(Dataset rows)
(begin)
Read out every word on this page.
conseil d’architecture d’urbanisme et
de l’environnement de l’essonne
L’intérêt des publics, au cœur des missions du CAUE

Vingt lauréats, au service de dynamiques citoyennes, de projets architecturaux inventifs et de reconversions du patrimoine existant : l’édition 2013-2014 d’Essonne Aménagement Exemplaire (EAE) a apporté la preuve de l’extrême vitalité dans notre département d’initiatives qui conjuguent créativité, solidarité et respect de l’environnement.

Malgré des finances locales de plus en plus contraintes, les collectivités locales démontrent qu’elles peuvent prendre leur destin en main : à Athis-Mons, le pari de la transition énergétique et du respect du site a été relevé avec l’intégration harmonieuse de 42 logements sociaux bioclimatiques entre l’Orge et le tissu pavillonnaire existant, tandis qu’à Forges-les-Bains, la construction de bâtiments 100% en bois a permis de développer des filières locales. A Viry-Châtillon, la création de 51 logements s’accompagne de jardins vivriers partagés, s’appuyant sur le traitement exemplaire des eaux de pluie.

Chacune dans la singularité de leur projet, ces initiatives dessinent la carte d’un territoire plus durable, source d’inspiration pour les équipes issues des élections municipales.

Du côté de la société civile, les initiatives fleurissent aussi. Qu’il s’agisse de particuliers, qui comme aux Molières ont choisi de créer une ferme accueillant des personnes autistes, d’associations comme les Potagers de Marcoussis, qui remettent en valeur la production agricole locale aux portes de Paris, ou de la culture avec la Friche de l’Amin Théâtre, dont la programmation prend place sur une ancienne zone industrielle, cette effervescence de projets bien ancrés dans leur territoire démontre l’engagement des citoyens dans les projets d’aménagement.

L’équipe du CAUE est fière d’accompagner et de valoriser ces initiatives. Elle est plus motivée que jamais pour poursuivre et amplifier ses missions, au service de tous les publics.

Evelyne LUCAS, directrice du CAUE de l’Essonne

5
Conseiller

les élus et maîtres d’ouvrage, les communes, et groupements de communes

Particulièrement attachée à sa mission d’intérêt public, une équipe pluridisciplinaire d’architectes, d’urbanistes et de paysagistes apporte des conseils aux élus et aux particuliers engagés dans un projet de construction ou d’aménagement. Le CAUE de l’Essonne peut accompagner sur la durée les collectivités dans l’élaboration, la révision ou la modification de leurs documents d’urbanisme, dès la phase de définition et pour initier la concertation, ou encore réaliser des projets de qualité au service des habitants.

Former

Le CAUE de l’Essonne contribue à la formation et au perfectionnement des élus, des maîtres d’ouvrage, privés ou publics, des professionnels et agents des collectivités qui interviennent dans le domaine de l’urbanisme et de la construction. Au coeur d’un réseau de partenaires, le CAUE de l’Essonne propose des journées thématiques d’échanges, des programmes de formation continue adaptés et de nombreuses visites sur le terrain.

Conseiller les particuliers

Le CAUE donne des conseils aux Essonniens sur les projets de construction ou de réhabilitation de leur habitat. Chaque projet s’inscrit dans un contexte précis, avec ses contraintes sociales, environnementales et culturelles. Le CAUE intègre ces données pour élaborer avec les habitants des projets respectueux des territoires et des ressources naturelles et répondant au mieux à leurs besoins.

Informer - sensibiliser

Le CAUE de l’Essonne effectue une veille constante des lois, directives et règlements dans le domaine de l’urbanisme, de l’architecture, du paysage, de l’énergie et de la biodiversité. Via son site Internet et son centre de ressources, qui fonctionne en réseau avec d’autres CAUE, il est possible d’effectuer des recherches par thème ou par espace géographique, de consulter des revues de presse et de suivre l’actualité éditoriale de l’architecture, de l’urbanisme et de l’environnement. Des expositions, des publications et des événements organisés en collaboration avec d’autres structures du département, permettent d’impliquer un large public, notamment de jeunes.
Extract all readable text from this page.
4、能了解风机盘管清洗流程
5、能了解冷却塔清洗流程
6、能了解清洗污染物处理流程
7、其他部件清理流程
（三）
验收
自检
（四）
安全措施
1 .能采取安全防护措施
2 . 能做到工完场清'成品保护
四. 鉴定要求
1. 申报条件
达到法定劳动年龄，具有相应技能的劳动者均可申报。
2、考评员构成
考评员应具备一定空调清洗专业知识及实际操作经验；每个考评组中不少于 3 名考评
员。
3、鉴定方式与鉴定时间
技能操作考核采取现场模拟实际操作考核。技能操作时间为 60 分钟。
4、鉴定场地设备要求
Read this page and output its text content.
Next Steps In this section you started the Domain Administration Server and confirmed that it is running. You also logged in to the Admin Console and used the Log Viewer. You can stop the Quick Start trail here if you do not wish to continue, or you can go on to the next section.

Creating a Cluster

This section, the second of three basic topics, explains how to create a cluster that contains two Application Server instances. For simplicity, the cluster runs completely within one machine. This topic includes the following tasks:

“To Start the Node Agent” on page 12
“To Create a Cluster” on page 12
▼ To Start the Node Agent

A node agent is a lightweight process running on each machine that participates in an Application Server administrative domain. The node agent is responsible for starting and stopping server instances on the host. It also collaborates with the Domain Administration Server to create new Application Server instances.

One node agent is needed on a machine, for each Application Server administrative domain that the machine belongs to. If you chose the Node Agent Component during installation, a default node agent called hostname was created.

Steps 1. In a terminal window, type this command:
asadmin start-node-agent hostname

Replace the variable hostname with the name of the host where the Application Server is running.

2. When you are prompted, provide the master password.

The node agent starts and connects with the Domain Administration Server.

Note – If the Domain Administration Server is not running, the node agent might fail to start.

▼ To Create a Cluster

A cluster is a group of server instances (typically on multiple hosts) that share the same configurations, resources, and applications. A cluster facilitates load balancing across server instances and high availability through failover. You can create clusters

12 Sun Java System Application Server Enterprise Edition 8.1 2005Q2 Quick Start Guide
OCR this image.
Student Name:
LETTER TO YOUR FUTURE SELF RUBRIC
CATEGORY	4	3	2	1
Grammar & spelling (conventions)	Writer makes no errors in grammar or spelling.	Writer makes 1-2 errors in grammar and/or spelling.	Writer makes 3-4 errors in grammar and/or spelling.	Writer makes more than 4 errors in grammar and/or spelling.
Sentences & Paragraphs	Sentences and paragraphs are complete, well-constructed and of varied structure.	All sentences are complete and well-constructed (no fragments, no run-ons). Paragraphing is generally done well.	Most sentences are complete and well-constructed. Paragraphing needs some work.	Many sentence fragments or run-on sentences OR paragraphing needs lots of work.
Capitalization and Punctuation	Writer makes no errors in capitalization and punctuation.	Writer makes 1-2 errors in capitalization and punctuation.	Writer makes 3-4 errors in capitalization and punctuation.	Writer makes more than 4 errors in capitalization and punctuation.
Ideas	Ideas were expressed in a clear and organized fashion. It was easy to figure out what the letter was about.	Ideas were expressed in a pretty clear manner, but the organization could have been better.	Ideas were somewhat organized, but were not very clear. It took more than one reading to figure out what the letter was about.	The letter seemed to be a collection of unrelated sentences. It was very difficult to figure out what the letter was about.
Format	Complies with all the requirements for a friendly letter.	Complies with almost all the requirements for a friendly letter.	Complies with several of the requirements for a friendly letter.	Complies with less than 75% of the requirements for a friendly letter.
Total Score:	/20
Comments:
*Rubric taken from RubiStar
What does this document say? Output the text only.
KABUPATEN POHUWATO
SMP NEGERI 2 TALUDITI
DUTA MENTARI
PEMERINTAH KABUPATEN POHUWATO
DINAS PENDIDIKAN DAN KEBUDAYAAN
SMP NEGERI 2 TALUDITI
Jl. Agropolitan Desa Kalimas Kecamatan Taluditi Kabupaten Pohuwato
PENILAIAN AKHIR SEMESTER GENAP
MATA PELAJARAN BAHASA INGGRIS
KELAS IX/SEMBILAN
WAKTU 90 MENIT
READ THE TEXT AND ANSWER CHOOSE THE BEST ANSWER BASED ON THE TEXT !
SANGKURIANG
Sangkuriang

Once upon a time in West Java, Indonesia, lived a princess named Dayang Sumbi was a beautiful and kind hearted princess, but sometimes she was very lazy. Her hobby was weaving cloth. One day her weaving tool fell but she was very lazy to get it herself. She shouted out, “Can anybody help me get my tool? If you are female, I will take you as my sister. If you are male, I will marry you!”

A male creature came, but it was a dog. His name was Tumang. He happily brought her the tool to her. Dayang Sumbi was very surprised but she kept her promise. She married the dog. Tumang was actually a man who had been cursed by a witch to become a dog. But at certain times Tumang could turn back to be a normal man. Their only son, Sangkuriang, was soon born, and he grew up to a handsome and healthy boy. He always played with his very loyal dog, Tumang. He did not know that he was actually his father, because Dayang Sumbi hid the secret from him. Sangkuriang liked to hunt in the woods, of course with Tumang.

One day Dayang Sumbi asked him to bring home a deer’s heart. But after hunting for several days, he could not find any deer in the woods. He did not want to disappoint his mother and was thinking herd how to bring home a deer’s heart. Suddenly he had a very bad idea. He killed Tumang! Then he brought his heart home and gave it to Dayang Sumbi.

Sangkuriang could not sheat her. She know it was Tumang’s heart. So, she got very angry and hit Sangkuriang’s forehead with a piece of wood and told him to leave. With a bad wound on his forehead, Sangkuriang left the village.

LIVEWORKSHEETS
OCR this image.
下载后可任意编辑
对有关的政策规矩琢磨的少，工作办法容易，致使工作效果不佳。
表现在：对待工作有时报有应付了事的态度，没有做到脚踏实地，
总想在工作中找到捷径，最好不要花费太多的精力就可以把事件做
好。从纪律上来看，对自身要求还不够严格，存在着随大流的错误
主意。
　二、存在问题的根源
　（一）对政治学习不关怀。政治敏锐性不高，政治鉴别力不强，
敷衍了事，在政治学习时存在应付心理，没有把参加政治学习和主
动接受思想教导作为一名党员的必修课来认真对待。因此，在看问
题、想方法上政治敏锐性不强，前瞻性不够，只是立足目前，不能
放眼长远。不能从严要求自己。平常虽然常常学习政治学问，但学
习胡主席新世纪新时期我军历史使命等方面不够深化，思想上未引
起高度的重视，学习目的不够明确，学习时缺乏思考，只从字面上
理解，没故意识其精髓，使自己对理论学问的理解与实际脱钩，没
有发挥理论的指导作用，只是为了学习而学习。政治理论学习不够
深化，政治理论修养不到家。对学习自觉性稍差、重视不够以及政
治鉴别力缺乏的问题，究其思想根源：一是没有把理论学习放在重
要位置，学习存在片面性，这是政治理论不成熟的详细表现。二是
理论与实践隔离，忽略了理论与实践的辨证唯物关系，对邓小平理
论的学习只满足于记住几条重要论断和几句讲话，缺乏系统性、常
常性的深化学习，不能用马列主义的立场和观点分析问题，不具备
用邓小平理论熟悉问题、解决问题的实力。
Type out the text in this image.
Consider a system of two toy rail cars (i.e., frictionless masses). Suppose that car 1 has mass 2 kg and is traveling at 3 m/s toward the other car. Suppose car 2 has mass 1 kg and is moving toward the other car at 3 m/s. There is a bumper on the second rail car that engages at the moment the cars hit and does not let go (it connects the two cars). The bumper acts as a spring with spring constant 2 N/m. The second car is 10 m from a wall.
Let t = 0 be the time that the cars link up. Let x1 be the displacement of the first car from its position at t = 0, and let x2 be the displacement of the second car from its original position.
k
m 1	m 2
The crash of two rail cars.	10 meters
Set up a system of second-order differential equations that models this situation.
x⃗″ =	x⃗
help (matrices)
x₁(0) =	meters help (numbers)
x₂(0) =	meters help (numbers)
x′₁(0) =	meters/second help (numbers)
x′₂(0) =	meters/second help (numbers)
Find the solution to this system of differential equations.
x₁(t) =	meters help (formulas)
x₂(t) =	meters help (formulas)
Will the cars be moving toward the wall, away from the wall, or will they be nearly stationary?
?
(end)
EXERCISE OBJECTIVE
Pull out each line of the records holding the string "maîtres".

RESPONSE
les élus et maîtres d’ouvrage, les communes, et groupements de communes
Le CAUE de l’Essonne contribue à la formation et au perfectionnement des élus, des maîtres d’ouvrage, privés ou publics, des professionnels et agents des collectivités qui interviennent dans le domaine de l’urbanisme et de la construction. Au coeur d’un réseau de partenaires, le CAUE de l’Essonne propose des journées thématiques d’échanges, des programmes de formation continue adaptés et de nombreuses visites sur le terrain.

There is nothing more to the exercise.